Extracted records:
▬▬▬▬▬▬▬▬▬▬

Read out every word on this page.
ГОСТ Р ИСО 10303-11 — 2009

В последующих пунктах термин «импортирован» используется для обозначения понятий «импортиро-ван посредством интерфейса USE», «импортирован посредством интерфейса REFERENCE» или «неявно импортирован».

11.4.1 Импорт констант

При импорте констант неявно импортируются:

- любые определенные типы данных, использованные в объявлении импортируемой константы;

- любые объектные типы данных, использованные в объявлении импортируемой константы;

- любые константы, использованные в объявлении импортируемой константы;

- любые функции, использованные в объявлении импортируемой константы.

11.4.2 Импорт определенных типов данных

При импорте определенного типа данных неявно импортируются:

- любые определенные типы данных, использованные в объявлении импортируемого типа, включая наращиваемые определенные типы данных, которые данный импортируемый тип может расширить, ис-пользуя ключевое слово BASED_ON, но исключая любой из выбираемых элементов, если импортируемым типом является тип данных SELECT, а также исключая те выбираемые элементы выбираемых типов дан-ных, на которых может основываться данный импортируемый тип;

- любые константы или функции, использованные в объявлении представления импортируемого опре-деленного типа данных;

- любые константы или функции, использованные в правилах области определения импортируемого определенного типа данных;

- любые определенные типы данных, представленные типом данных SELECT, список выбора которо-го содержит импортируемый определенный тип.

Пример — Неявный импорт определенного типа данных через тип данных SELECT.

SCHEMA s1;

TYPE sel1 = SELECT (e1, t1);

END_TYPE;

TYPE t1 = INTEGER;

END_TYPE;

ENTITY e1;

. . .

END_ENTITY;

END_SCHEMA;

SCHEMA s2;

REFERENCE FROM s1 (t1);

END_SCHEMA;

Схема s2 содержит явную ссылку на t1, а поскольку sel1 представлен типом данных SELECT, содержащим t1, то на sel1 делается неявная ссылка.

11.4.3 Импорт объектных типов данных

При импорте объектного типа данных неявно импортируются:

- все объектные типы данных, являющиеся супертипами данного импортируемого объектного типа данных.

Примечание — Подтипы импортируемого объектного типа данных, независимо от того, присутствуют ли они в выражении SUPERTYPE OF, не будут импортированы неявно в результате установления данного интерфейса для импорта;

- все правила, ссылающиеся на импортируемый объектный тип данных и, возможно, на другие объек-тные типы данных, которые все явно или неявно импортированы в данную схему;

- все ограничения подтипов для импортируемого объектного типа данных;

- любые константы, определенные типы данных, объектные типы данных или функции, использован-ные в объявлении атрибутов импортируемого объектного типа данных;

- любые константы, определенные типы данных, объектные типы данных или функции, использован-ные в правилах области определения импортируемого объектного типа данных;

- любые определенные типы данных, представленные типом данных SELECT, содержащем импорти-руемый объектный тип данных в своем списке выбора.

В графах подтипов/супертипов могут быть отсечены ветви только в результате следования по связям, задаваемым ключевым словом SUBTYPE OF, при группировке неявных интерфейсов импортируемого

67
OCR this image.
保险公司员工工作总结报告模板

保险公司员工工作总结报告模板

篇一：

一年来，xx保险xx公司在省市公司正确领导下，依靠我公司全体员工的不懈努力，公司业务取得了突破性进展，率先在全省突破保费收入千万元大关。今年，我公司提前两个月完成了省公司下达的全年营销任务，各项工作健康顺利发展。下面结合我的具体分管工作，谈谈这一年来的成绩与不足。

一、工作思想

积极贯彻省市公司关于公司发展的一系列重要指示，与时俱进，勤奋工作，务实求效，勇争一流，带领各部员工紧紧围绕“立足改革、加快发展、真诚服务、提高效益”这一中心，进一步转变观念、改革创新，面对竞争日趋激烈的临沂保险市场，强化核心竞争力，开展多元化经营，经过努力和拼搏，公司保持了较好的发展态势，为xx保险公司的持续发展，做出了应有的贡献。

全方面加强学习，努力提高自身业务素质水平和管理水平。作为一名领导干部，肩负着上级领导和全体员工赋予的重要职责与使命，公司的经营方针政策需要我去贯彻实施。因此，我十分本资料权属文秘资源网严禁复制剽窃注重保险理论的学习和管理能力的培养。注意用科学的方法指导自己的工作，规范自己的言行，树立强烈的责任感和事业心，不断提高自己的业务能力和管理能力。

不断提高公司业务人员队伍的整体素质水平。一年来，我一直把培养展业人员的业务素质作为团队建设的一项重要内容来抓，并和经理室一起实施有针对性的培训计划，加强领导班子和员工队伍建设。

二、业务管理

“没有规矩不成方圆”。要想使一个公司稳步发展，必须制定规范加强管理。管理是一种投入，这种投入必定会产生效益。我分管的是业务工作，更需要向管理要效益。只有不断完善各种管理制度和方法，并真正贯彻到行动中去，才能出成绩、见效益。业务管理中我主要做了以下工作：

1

▬▬▬▬▬▬▬▬▬▬

SET EXERCISE:
From the line containing "OCR this image." through the closing line of the material above, return every line exactly and omit all others.

FULL ANSWER:
OCR this image.
保险公司员工工作总结报告模板

保险公司员工工作总结报告模板

篇一：

一年来，xx保险xx公司在省市公司正确领导下，依靠我公司全体员工的不懈努力，公司业务取得了突破性进展，率先在全省突破保费收入千万元大关。今年，我公司提前两个月完成了省公司下达的全年营销任务，各项工作健康顺利发展。下面结合我的具体分管工作，谈谈这一年来的成绩与不足。

一、工作思想

积极贯彻省市公司关于公司发展的一系列重要指示，与时俱进，勤奋工作，务实求效，勇争一流，带领各部员工紧紧围绕“立足改革、加快发展、真诚服务、提高效益”这一中心，进一步转变观念、改革创新，面对竞争日趋激烈的临沂保险市场，强化核心竞争力，开展多元化经营，经过努力和拼搏，公司保持了较好的发展态势，为xx保险公司的持续发展，做出了应有的贡献。

全方面加强学习，努力提高自身业务素质水平和管理水平。作为一名领导干部，肩负着上级领导和全体员工赋予的重要职责与使命，公司的经营方针政策需要我去贯彻实施。因此，我十分本资料权属文秘资源网严禁复制剽窃注重保险理论的学习和管理能力的培养。注意用科学的方法指导自己的工作，规范自己的言行，树立强烈的责任感和事业心，不断提高自己的业务能力和管理能力。

不断提高公司业务人员队伍的整体素质水平。一年来，我一直把培养展业人员的业务素质作为团队建设的一项重要内容来抓，并和经理室一起实施有针对性的培训计划，加强领导班子和员工队伍建设。

二、业务管理

“没有规矩不成方圆”。要想使一个公司稳步发展，必须制定规范加强管理。管理是一种投入，这种投入必定会产生效益。我分管的是业务工作，更需要向管理要效益。只有不断完善各种管理制度和方法，并真正贯彻到行动中去，才能出成绩、见效益。业务管理中我主要做了以下工作：

1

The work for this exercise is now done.